* [Exercise description]:
In the listing below, pick out lines with "size".

* [Data shown]:
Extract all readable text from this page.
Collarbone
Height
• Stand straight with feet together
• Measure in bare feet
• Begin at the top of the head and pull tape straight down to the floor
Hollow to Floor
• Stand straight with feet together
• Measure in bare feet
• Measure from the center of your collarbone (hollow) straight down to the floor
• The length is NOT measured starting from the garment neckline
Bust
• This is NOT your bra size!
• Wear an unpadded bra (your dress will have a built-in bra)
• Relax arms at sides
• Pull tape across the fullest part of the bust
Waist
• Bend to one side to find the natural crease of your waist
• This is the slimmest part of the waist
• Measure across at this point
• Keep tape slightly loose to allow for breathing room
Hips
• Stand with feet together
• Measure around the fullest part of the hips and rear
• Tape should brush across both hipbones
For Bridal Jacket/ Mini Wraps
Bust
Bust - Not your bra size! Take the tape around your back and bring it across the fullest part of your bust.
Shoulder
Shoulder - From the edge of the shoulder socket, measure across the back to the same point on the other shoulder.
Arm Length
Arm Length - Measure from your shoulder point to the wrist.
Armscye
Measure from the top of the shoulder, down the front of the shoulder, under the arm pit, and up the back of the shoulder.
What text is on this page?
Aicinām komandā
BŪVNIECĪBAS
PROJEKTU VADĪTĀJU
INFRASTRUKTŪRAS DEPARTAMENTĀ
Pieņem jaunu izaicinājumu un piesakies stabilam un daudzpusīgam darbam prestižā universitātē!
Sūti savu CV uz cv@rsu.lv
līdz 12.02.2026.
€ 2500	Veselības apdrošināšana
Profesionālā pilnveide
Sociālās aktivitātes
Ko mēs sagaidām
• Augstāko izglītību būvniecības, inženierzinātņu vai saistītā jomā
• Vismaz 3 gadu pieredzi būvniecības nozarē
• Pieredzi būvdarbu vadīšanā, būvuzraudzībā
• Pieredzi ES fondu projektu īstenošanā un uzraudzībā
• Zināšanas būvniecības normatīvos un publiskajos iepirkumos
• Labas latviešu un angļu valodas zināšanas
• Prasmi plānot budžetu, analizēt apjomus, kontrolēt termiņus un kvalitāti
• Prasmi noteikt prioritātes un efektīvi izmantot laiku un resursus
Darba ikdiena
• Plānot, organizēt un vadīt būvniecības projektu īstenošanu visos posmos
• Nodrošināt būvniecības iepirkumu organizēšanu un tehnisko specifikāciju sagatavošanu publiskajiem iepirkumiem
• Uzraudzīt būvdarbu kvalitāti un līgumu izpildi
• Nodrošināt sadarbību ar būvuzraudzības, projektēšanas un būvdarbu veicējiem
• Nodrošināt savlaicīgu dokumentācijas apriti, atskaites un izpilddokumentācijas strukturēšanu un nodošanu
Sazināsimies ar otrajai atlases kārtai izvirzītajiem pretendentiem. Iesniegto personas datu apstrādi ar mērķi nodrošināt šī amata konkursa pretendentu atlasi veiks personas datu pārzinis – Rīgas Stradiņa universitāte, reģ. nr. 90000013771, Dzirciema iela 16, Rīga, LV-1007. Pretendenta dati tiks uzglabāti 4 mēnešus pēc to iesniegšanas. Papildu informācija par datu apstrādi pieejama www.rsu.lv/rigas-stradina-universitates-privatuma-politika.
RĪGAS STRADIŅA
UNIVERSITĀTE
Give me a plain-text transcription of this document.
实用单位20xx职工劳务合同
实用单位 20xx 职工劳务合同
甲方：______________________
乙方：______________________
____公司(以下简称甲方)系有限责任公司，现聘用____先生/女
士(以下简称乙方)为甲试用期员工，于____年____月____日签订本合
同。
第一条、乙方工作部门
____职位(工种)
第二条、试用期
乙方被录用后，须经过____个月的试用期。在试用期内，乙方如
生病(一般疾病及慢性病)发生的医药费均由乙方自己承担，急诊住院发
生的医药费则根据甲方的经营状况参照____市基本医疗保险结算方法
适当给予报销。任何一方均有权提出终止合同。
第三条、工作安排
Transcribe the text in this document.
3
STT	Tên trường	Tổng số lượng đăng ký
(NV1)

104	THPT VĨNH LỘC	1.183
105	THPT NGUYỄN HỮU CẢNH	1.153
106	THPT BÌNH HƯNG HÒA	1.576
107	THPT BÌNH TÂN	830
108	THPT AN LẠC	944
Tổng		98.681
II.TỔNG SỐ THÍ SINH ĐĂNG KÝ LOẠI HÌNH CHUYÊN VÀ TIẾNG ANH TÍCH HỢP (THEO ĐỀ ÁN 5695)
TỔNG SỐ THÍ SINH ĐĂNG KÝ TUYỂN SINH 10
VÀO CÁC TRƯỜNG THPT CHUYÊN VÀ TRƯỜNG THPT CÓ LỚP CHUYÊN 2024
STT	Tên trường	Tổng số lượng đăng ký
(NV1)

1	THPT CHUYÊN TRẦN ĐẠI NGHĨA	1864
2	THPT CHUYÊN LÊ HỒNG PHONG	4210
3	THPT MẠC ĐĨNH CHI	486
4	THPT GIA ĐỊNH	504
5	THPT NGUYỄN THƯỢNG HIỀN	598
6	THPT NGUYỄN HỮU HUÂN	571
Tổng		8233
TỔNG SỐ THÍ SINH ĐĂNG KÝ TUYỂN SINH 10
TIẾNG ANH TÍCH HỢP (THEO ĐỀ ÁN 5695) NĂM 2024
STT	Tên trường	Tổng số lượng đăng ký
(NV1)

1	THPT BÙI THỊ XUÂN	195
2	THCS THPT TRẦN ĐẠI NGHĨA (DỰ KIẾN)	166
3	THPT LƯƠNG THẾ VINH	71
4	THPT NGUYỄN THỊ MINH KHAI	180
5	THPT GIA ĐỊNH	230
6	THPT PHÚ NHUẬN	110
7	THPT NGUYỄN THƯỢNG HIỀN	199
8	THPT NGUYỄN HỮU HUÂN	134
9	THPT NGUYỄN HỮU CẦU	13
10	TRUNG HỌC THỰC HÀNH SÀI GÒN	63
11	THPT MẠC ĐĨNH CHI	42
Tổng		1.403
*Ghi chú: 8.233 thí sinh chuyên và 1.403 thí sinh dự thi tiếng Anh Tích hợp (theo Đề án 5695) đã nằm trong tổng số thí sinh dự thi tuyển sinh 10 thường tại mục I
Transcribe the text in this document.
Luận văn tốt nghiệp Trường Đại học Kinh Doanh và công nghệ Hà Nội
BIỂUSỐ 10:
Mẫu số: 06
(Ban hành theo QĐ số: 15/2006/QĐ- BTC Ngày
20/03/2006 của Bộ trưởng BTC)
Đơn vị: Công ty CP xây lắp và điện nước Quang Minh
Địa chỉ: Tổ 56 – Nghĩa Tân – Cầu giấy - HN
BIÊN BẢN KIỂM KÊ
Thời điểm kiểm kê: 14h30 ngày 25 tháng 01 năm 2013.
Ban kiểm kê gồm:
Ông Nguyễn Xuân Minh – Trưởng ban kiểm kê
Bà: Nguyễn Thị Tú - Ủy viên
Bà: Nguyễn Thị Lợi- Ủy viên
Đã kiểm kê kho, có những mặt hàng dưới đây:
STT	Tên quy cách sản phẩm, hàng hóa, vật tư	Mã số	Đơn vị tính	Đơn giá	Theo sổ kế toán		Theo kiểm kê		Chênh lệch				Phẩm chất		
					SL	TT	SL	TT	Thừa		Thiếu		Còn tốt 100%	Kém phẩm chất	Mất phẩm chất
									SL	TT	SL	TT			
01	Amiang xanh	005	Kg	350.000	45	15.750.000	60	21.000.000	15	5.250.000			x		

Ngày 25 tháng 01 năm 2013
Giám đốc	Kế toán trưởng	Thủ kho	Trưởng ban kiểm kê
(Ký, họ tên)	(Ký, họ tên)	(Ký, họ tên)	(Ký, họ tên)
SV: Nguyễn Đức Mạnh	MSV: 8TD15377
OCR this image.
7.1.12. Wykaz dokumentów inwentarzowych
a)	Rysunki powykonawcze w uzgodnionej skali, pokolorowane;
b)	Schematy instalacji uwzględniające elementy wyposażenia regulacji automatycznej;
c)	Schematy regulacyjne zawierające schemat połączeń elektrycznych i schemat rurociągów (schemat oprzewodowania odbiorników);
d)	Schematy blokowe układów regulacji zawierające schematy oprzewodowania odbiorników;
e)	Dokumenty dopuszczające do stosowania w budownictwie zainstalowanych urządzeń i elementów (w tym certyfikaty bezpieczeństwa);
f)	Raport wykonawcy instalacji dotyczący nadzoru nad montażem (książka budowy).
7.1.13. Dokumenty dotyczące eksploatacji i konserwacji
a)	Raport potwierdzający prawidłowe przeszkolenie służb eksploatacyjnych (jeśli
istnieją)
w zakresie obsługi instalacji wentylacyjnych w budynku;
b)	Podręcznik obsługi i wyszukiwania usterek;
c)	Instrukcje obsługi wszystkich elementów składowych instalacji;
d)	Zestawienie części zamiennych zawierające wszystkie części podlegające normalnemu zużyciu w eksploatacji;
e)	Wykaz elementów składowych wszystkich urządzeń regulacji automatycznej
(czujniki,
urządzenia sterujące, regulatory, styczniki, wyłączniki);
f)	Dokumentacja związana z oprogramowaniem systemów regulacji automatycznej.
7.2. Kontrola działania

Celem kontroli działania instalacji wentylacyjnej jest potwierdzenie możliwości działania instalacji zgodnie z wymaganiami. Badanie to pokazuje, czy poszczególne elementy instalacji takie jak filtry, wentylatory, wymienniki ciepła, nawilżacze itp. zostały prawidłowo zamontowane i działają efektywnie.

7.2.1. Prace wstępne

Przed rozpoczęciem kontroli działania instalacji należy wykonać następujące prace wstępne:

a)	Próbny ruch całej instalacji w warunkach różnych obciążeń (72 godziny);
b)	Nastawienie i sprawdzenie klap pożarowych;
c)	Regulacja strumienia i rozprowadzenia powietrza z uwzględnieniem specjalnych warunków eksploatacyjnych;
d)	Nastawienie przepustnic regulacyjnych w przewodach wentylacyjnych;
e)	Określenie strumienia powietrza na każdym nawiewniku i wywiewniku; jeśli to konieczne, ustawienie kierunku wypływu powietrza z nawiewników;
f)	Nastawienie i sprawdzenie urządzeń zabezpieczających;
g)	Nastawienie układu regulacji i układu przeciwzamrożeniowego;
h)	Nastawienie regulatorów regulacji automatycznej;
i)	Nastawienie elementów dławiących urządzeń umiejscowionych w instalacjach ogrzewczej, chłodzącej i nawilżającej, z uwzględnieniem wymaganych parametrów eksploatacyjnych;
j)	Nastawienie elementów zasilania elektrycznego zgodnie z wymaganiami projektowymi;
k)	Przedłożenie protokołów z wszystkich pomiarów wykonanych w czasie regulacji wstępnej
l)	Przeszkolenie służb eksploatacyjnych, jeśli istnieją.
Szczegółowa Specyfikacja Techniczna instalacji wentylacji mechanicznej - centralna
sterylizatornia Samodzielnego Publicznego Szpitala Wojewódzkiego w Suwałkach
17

* [Full solution]:
• This is NOT your bra size!
Bust - Not your bra size! Take the tape around your back and bring it across the fullest part of your bust.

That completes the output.